## What to do
Copy the data precisely, keeping every character.

════

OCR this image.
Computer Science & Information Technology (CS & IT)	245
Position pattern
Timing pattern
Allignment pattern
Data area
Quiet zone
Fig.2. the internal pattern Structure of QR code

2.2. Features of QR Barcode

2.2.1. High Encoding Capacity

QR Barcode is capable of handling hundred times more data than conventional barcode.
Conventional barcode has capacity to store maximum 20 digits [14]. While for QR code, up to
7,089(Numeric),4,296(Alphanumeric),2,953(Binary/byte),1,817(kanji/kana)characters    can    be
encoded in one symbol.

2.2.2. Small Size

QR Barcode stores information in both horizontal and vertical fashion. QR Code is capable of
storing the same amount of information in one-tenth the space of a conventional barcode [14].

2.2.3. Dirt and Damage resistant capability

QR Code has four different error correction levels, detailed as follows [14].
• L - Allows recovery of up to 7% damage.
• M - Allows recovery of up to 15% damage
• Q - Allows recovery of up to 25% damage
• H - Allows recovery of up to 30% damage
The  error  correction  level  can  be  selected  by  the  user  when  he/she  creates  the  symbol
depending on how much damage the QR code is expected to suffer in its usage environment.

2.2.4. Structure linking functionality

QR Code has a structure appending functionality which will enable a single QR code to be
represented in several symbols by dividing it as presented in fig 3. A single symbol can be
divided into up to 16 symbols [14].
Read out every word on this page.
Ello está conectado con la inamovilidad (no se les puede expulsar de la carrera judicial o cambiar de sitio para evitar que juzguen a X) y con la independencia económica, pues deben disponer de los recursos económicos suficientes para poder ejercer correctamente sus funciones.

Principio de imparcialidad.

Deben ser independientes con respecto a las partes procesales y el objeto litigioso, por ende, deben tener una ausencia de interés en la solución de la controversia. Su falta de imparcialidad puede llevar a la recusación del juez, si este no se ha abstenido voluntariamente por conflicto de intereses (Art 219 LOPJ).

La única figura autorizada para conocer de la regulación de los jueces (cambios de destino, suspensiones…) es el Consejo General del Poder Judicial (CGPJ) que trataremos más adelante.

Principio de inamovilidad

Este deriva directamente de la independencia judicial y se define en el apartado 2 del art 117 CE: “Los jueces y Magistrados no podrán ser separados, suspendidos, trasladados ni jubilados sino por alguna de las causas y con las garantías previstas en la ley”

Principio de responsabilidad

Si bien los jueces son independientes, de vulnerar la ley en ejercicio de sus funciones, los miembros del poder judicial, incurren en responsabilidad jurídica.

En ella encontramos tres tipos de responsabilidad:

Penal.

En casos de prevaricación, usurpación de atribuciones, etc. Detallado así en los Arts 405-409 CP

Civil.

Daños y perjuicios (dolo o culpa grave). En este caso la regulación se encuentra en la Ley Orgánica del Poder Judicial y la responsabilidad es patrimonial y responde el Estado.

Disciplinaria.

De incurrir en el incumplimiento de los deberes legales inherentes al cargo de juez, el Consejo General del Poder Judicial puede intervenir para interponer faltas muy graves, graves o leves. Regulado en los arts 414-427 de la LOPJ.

════

## Output of the task
OCR this image.
Computer Science & Information Technology (CS & IT)	245
Position pattern
Timing pattern
Allignment pattern
Data area
Quiet zone
Fig.2. the internal pattern Structure of QR code

2.2. Features of QR Barcode

2.2.1. High Encoding Capacity

QR Barcode is capable of handling hundred times more data than conventional barcode.
Conventional barcode has capacity to store maximum 20 digits [14]. While for QR code, up to
7,089(Numeric),4,296(Alphanumeric),2,953(Binary/byte),1,817(kanji/kana)characters    can    be
encoded in one symbol.

2.2.2. Small Size

QR Barcode stores information in both horizontal and vertical fashion. QR Code is capable of
storing the same amount of information in one-tenth the space of a conventional barcode [14].

2.2.3. Dirt and Damage resistant capability

QR Code has four different error correction levels, detailed as follows [14].
• L - Allows recovery of up to 7% damage.
• M - Allows recovery of up to 15% damage
• Q - Allows recovery of up to 25% damage
• H - Allows recovery of up to 30% damage
The  error  correction  level  can  be  selected  by  the  user  when  he/she  creates  the  symbol
depending on how much damage the QR code is expected to suffer in its usage environment.

2.2.4. Structure linking functionality

QR Code has a structure appending functionality which will enable a single QR code to be
represented in several symbols by dividing it as presented in fig 3. A single symbol can be
divided into up to 16 symbols [14].
Read out every word on this page.
Ello está conectado con la inamovilidad (no se les puede expulsar de la carrera judicial o cambiar de sitio para evitar que juzguen a X) y con la independencia económica, pues deben disponer de los recursos económicos suficientes para poder ejercer correctamente sus funciones.

Principio de imparcialidad.

Deben ser independientes con respecto a las partes procesales y el objeto litigioso, por ende, deben tener una ausencia de interés en la solución de la controversia. Su falta de imparcialidad puede llevar a la recusación del juez, si este no se ha abstenido voluntariamente por conflicto de intereses (Art 219 LOPJ).

La única figura autorizada para conocer de la regulación de los jueces (cambios de destino, suspensiones…) es el Consejo General del Poder Judicial (CGPJ) que trataremos más adelante.

Principio de inamovilidad

Este deriva directamente de la independencia judicial y se define en el apartado 2 del art 117 CE: “Los jueces y Magistrados no podrán ser separados, suspendidos, trasladados ni jubilados sino por alguna de las causas y con las garantías previstas en la ley”

Principio de responsabilidad

Si bien los jueces son independientes, de vulnerar la ley en ejercicio de sus funciones, los miembros del poder judicial, incurren en responsabilidad jurídica.

En ella encontramos tres tipos de responsabilidad:

Penal.

En casos de prevaricación, usurpación de atribuciones, etc. Detallado así en los Arts 405-409 CP

Civil.

Daños y perjuicios (dolo o culpa grave). En este caso la regulación se encuentra en la Ley Orgánica del Poder Judicial y la responsabilidad es patrimonial y responde el Estado.

Disciplinaria.

De incurrir en el incumplimiento de los deberes legales inherentes al cargo de juez, el Consejo General del Poder Judicial puede intervenir para interponer faltas muy graves, graves o leves. Regulado en los arts 414-427 de la LOPJ.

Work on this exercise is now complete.